_WHAT NEEDS TO BE DONE_:
Return every record exactly as written.

_MATERIAL TO PROCESS_:
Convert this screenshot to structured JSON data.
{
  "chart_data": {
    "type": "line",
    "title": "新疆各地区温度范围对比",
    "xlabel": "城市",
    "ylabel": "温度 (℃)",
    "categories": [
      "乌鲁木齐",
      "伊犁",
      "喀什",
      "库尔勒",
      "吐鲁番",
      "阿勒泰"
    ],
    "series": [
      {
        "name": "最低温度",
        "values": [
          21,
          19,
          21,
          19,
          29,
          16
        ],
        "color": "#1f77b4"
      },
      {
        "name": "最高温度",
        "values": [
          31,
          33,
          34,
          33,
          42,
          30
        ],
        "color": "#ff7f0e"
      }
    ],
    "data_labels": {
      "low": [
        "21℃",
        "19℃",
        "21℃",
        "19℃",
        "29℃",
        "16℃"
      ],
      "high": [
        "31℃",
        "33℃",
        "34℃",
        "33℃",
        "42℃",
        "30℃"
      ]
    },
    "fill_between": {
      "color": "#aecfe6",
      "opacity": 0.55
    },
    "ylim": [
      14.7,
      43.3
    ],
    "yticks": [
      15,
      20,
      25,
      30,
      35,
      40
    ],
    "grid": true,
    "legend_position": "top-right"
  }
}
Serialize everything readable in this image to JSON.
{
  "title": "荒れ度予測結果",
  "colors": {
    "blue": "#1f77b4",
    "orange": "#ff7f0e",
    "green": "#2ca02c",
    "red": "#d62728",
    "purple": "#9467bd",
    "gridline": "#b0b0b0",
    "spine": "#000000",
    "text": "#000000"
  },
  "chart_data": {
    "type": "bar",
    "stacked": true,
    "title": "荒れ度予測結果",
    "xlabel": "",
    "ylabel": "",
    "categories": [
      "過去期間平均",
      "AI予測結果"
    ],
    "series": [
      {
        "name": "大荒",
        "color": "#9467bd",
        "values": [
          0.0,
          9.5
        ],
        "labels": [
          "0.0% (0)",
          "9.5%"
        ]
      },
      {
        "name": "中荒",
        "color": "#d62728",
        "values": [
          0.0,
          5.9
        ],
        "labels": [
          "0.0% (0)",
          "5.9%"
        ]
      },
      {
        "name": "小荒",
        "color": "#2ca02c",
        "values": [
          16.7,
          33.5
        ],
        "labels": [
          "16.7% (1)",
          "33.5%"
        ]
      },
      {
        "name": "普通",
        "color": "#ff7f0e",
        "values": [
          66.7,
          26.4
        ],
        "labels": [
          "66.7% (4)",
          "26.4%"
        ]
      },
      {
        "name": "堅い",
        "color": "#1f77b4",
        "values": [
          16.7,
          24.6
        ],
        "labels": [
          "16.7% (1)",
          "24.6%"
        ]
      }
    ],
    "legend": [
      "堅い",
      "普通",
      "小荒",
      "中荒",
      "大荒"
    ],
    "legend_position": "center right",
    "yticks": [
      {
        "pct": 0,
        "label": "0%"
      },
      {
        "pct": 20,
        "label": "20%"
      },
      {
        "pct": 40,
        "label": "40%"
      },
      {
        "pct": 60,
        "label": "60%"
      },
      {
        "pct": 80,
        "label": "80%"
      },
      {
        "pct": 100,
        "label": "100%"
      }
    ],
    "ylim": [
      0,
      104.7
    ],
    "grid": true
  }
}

_THE REPLY_:
Convert this screenshot to structured JSON data.
{
  "chart_data": {
    "type": "line",
    "title": "新疆各地区温度范围对比",
    "xlabel": "城市",
    "ylabel": "温度 (℃)",
    "categories": [
      "乌鲁木齐",
      "伊犁",
      "喀什",
      "库尔勒",
      "吐鲁番",
      "阿勒泰"
    ],
    "series": [
      {
        "name": "最低温度",
        "values": [
          21,
          19,
          21,
          19,
          29,
          16
        ],
        "color": "#1f77b4"
      },
      {
        "name": "最高温度",
        "values": [
          31,
          33,
          34,
          33,
          42,
          30
        ],
        "color": "#ff7f0e"
      }
    ],
    "data_labels": {
      "low": [
        "21℃",
        "19℃",
        "21℃",
        "19℃",
        "29℃",
        "16℃"
      ],
      "high": [
        "31℃",
        "33℃",
        "34℃",
        "33℃",
        "42℃",
        "30℃"
      ]
    },
    "fill_between": {
      "color": "#aecfe6",
      "opacity": 0.55
    },
    "ylim": [
      14.7,
      43.3
    ],
    "yticks": [
      15,
      20,
      25,
      30,
      35,
      40
    ],
    "grid": true,
    "legend_position": "top-right"
  }
}
Serialize everything readable in this image to JSON.
{
  "title": "荒れ度予測結果",
  "colors": {
    "blue": "#1f77b4",
    "orange": "#ff7f0e",
    "green": "#2ca02c",
    "red": "#d62728",
    "purple": "#9467bd",
    "gridline": "#b0b0b0",
    "spine": "#000000",
    "text": "#000000"
  },
  "chart_data": {
    "type": "bar",
    "stacked": true,
    "title": "荒れ度予測結果",
    "xlabel": "",
    "ylabel": "",
    "categories": [
      "過去期間平均",
      "AI予測結果"
    ],
    "series": [
      {
        "name": "大荒",
        "color": "#9467bd",
        "values": [
          0.0,
          9.5
        ],
        "labels": [
          "0.0% (0)",
          "9.5%"
        ]
      },
      {
        "name": "中荒",
        "color": "#d62728",
        "values": [
          0.0,
          5.9
        ],
        "labels": [
          "0.0% (0)",
          "5.9%"
        ]
      },
      {
        "name": "小荒",
        "color": "#2ca02c",
        "values": [
          16.7,
          33.5
        ],
        "labels": [
          "16.7% (1)",
          "33.5%"
        ]
      },
      {
        "name": "普通",
        "color": "#ff7f0e",
        "values": [
          66.7,
          26.4
        ],
        "labels": [
          "66.7% (4)",
          "26.4%"
        ]
      },
      {
        "name": "堅い",
        "color": "#1f77b4",
        "values": [
          16.7,
          24.6
        ],
        "labels": [
          "16.7% (1)",
          "24.6%"
        ]
      }
    ],
    "legend": [
      "堅い",
      "普通",
      "小荒",
      "中荒",
      "大荒"
    ],
    "legend_position": "center right",
    "yticks": [
      {
        "pct": 0,
        "label": "0%"
      },
      {
        "pct": 20,
        "label": "20%"
      },
      {
        "pct": 40,
        "label": "40%"
      },
      {
        "pct": 60,
        "label": "60%"
      },
      {
        "pct": 80,
        "label": "80%"
      },
      {
        "pct": 100,
        "label": "100%"
      }
    ],
    "ylim": [
      0,
      104.7
    ],
    "grid": true
  }
}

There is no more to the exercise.